— TASK DETAILS —
State how many lines of the records contain the string "бездействие". Give the number alone.

▬▬▬

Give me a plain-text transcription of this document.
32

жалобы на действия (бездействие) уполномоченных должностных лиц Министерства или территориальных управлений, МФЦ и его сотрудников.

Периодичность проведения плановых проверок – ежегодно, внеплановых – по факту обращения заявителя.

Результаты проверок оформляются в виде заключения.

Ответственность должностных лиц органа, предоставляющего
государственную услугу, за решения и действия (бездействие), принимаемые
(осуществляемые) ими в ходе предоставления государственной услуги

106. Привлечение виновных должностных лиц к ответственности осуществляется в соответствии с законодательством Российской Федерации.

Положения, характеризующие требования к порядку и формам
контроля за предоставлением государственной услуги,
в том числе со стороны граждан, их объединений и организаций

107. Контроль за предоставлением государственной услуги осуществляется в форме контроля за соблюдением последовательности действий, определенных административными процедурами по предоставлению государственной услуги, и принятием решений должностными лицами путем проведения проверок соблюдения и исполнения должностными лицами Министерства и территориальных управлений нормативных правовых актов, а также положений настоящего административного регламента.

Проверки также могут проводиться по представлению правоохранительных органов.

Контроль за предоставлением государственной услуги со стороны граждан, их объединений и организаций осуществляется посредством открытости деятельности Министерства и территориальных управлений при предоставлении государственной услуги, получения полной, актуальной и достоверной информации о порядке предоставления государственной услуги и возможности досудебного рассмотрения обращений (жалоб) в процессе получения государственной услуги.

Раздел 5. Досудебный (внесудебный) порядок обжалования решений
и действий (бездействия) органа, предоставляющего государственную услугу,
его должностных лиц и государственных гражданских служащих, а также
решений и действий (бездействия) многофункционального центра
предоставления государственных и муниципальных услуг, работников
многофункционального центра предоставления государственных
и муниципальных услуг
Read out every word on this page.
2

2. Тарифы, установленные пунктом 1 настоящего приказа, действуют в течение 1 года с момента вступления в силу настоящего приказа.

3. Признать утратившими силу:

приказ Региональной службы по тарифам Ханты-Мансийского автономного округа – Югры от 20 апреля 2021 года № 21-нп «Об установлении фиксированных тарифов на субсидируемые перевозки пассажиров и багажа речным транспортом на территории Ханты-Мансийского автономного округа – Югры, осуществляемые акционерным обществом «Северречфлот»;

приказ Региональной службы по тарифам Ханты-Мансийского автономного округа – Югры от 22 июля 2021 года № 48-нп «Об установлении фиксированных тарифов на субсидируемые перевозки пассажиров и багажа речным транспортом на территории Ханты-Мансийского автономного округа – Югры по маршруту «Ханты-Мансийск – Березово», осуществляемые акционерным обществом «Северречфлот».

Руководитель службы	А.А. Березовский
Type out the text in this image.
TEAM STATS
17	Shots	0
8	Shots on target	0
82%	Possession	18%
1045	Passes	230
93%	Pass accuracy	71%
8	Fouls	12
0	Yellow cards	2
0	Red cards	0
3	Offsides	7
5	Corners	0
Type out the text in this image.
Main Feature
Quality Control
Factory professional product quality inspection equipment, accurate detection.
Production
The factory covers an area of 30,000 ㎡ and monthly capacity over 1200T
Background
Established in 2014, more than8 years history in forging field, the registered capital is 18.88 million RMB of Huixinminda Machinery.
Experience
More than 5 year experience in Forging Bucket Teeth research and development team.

▬▬▬

— FULL ANSWER —
2